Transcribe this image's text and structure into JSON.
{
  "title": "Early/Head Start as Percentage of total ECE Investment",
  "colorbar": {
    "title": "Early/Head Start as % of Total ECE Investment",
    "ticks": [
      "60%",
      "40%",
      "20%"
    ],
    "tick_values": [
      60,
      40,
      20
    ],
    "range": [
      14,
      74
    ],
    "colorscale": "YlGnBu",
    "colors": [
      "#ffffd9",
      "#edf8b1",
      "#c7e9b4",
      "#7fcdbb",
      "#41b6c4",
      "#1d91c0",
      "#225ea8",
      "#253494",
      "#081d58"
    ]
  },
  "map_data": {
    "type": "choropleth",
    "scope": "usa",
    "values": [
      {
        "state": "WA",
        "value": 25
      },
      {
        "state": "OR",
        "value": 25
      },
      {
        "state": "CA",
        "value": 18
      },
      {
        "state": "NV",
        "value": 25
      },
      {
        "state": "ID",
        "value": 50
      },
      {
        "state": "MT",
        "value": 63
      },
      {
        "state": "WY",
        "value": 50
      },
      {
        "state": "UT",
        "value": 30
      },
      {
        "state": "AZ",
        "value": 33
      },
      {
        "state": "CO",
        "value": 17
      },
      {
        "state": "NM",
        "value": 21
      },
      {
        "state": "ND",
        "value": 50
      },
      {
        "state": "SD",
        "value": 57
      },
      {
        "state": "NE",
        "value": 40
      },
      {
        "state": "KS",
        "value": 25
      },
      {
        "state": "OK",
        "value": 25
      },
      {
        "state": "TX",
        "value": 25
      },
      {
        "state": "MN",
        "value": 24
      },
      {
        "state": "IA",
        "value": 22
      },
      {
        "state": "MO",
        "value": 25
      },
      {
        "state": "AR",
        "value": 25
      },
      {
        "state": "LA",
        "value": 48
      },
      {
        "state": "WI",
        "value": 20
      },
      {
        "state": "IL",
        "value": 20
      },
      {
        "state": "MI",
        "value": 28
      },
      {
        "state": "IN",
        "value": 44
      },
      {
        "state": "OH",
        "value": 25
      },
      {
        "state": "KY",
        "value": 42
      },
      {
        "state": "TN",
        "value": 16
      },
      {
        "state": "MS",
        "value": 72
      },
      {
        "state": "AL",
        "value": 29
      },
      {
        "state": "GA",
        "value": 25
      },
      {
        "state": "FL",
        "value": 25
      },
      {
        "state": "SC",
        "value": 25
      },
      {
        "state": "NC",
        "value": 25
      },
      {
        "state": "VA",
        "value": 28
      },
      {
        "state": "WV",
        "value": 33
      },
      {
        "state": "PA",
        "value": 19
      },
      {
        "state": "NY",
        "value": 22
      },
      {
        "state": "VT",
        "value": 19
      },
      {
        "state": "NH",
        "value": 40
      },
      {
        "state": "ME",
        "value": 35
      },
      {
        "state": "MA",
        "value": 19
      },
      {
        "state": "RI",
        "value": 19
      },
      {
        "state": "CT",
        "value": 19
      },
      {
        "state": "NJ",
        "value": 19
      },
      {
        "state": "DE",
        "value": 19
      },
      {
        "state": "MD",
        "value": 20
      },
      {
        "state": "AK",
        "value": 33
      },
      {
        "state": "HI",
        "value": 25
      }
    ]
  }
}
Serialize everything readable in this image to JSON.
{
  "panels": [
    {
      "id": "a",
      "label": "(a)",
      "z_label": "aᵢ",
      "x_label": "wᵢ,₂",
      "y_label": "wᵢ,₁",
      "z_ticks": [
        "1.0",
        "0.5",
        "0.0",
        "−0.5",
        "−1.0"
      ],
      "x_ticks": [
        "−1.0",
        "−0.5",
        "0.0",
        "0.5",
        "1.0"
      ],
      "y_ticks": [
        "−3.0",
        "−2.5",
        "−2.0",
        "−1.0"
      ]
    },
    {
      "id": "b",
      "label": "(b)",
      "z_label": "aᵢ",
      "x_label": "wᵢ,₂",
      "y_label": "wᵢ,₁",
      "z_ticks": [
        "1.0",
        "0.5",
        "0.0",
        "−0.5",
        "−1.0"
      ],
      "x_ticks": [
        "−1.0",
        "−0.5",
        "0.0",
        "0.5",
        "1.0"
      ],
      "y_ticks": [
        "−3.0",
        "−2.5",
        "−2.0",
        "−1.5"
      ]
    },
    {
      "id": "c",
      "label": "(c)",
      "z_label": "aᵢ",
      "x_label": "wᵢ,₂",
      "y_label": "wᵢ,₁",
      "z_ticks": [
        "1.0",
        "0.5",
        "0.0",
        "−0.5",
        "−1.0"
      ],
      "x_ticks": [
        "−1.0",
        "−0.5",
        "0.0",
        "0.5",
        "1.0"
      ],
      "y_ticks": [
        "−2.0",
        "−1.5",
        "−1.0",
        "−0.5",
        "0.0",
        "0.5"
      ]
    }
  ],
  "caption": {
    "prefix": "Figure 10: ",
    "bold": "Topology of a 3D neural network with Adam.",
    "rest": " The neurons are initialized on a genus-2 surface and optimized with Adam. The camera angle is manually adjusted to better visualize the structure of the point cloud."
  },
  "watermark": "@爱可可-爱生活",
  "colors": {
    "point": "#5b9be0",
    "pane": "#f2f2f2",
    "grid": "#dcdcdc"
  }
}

.....

EXERCISE GOAL:
Please set down the whole listing above without altering a single line.

THE REPLY:
Transcribe this image's text and structure into JSON.
{
  "title": "Early/Head Start as Percentage of total ECE Investment",
  "colorbar": {
    "title": "Early/Head Start as % of Total ECE Investment",
    "ticks": [
      "60%",
      "40%",
      "20%"
    ],
    "tick_values": [
      60,
      40,
      20
    ],
    "range": [
      14,
      74
    ],
    "colorscale": "YlGnBu",
    "colors": [
      "#ffffd9",
      "#edf8b1",
      "#c7e9b4",
      "#7fcdbb",
      "#41b6c4",
      "#1d91c0",
      "#225ea8",
      "#253494",
      "#081d58"
    ]
  },
  "map_data": {
    "type": "choropleth",
    "scope": "usa",
    "values": [
      {
        "state": "WA",
        "value": 25
      },
      {
        "state": "OR",
        "value": 25
      },
      {
        "state": "CA",
        "value": 18
      },
      {
        "state": "NV",
        "value": 25
      },
      {
        "state": "ID",
        "value": 50
      },
      {
        "state": "MT",
        "value": 63
      },
      {
        "state": "WY",
        "value": 50
      },
      {
        "state": "UT",
        "value": 30
      },
      {
        "state": "AZ",
        "value": 33
      },
      {
        "state": "CO",
        "value": 17
      },
      {
        "state": "NM",
        "value": 21
      },
      {
        "state": "ND",
        "value": 50
      },
      {
        "state": "SD",
        "value": 57
      },
      {
        "state": "NE",
        "value": 40
      },
      {
        "state": "KS",
        "value": 25
      },
      {
        "state": "OK",
        "value": 25
      },
      {
        "state": "TX",
        "value": 25
      },
      {
        "state": "MN",
        "value": 24
      },
      {
        "state": "IA",
        "value": 22
      },
      {
        "state": "MO",
        "value": 25
      },
      {
        "state": "AR",
        "value": 25
      },
      {
        "state": "LA",
        "value": 48
      },
      {
        "state": "WI",
        "value": 20
      },
      {
        "state": "IL",
        "value": 20
      },
      {
        "state": "MI",
        "value": 28
      },
      {
        "state": "IN",
        "value": 44
      },
      {
        "state": "OH",
        "value": 25
      },
      {
        "state": "KY",
        "value": 42
      },
      {
        "state": "TN",
        "value": 16
      },
      {
        "state": "MS",
        "value": 72
      },
      {
        "state": "AL",
        "value": 29
      },
      {
        "state": "GA",
        "value": 25
      },
      {
        "state": "FL",
        "value": 25
      },
      {
        "state": "SC",
        "value": 25
      },
      {
        "state": "NC",
        "value": 25
      },
      {
        "state": "VA",
        "value": 28
      },
      {
        "state": "WV",
        "value": 33
      },
      {
        "state": "PA",
        "value": 19
      },
      {
        "state": "NY",
        "value": 22
      },
      {
        "state": "VT",
        "value": 19
      },
      {
        "state": "NH",
        "value": 40
      },
      {
        "state": "ME",
        "value": 35
      },
      {
        "state": "MA",
        "value": 19
      },
      {
        "state": "RI",
        "value": 19
      },
      {
        "state": "CT",
        "value": 19
      },
      {
        "state": "NJ",
        "value": 19
      },
      {
        "state": "DE",
        "value": 19
      },
      {
        "state": "MD",
        "value": 20
      },
      {
        "state": "AK",
        "value": 33
      },
      {
        "state": "HI",
        "value": 25
      }
    ]
  }
}
Serialize everything readable in this image to JSON.
{
  "panels": [
    {
      "id": "a",
      "label": "(a)",
      "z_label": "aᵢ",
      "x_label": "wᵢ,₂",
      "y_label": "wᵢ,₁",
      "z_ticks": [
        "1.0",
        "0.5",
        "0.0",
        "−0.5",
        "−1.0"
      ],
      "x_ticks": [
        "−1.0",
        "−0.5",
        "0.0",
        "0.5",
        "1.0"
      ],
      "y_ticks": [
        "−3.0",
        "−2.5",
        "−2.0",
        "−1.0"
      ]
    },
    {
      "id": "b",
      "label": "(b)",
      "z_label": "aᵢ",
      "x_label": "wᵢ,₂",
      "y_label": "wᵢ,₁",
      "z_ticks": [
        "1.0",
        "0.5",
        "0.0",
        "−0.5",
        "−1.0"
      ],
      "x_ticks": [
        "−1.0",
        "−0.5",
        "0.0",
        "0.5",
        "1.0"
      ],
      "y_ticks": [
        "−3.0",
        "−2.5",
        "−2.0",
        "−1.5"
      ]
    },
    {
      "id": "c",
      "label": "(c)",
      "z_label": "aᵢ",
      "x_label": "wᵢ,₂",
      "y_label": "wᵢ,₁",
      "z_ticks": [
        "1.0",
        "0.5",
        "0.0",
        "−0.5",
        "−1.0"
      ],
      "x_ticks": [
        "−1.0",
        "−0.5",
        "0.0",
        "0.5",
        "1.0"
      ],
      "y_ticks": [
        "−2.0",
        "−1.5",
        "−1.0",
        "−0.5",
        "0.0",
        "0.5"
      ]
    }
  ],
  "caption": {
    "prefix": "Figure 10: ",
    "bold": "Topology of a 3D neural network with Adam.",
    "rest": " The neurons are initialized on a genus-2 surface and optimized with Adam. The camera angle is manually adjusted to better visualize the structure of the point cloud."
  },
  "watermark": "@爱可可-爱生活",
  "colors": {
    "point": "#5b9be0",
    "pane": "#f2f2f2",
    "grid": "#dcdcdc"
  }
}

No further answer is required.